• _Material shown_:

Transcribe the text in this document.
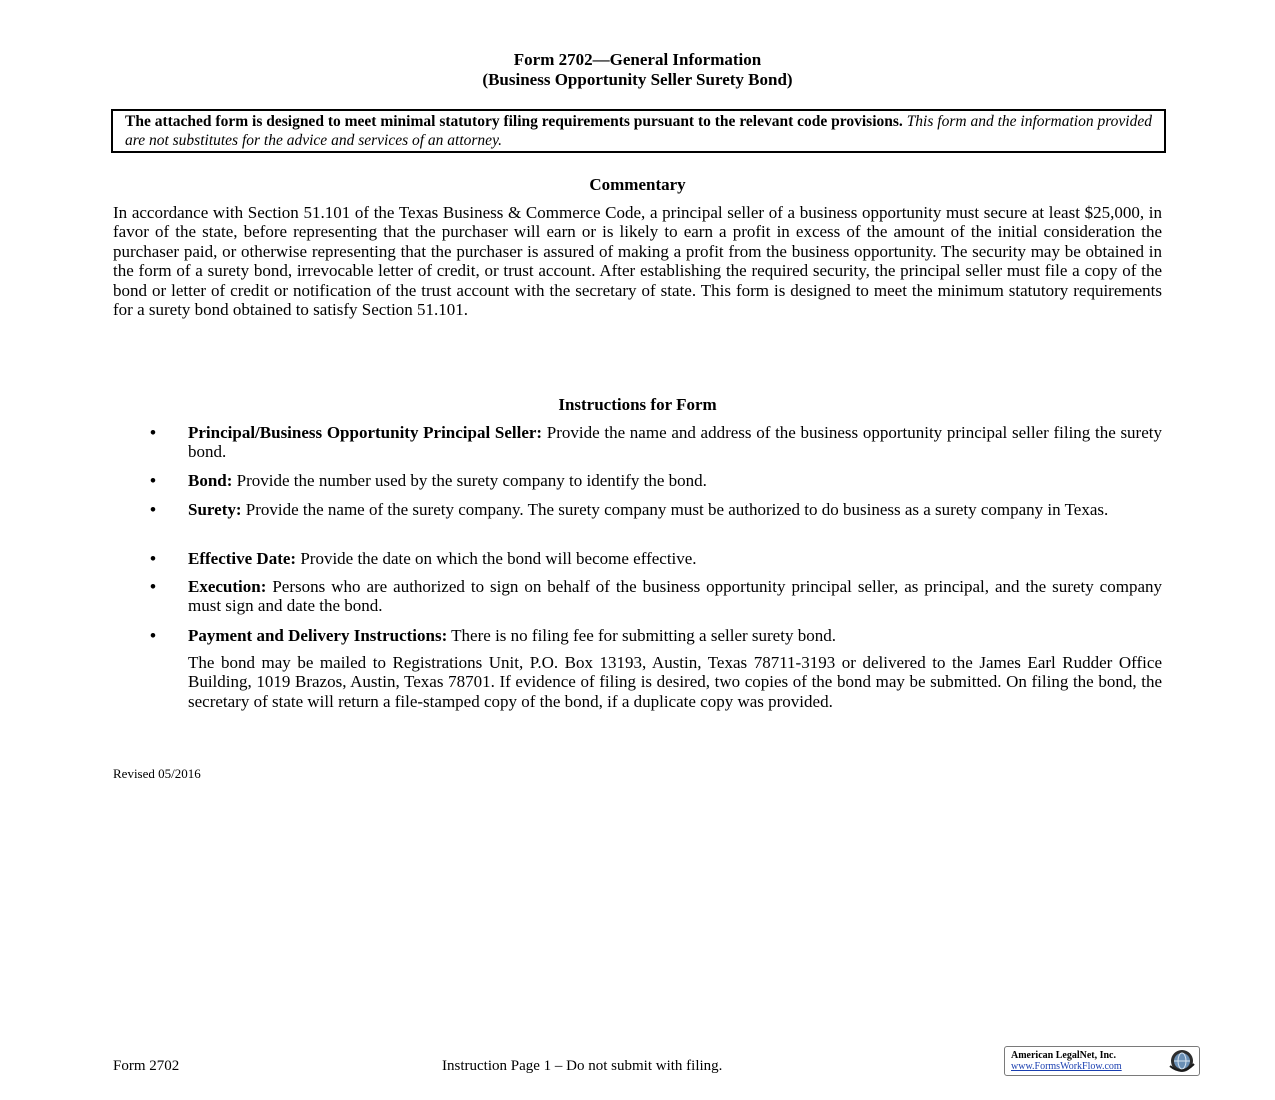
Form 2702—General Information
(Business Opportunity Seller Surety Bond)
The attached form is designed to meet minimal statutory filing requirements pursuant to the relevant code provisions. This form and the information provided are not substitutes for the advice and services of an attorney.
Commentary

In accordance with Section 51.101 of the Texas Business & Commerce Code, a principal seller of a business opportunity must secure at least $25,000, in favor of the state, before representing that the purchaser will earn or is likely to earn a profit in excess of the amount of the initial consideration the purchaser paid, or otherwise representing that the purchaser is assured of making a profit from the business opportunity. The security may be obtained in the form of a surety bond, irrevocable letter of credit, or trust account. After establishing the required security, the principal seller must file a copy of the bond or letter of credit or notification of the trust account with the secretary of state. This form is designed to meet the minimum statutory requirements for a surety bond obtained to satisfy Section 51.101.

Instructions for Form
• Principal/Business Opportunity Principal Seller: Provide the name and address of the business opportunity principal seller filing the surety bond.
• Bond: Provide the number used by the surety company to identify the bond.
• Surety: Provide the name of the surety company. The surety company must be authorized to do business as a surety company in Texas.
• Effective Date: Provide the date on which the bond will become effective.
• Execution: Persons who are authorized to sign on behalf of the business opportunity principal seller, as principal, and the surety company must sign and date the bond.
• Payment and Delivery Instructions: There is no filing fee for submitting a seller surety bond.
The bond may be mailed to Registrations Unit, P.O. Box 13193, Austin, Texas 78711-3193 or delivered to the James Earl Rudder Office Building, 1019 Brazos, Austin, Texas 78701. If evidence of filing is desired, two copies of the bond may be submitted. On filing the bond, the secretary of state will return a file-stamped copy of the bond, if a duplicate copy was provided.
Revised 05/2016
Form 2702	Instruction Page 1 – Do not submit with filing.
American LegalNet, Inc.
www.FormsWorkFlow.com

• _Required work_: Your task is to return the entries above exactly, with no pictures.

• _Correct answer_:
Transcribe the text in this document.
Form 2702—General Information
(Business Opportunity Seller Surety Bond)
The attached form is designed to meet minimal statutory filing requirements pursuant to the relevant code provisions. This form and the information provided are not substitutes for the advice and services of an attorney.
Commentary

In accordance with Section 51.101 of the Texas Business & Commerce Code, a principal seller of a business opportunity must secure at least $25,000, in favor of the state, before representing that the purchaser will earn or is likely to earn a profit in excess of the amount of the initial consideration the purchaser paid, or otherwise representing that the purchaser is assured of making a profit from the business opportunity. The security may be obtained in the form of a surety bond, irrevocable letter of credit, or trust account. After establishing the required security, the principal seller must file a copy of the bond or letter of credit or notification of the trust account with the secretary of state. This form is designed to meet the minimum statutory requirements for a surety bond obtained to satisfy Section 51.101.

Instructions for Form
• Principal/Business Opportunity Principal Seller: Provide the name and address of the business opportunity principal seller filing the surety bond.
• Bond: Provide the number used by the surety company to identify the bond.
• Surety: Provide the name of the surety company. The surety company must be authorized to do business as a surety company in Texas.
• Effective Date: Provide the date on which the bond will become effective.
• Execution: Persons who are authorized to sign on behalf of the business opportunity principal seller, as principal, and the surety company must sign and date the bond.
• Payment and Delivery Instructions: There is no filing fee for submitting a seller surety bond.
The bond may be mailed to Registrations Unit, P.O. Box 13193, Austin, Texas 78711-3193 or delivered to the James Earl Rudder Office Building, 1019 Brazos, Austin, Texas 78701. If evidence of filing is desired, two copies of the bond may be submitted. On filing the bond, the secretary of state will return a file-stamped copy of the bond, if a duplicate copy was provided.
Revised 05/2016
Form 2702	Instruction Page 1 – Do not submit with filing.
American LegalNet, Inc.
www.FormsWorkFlow.com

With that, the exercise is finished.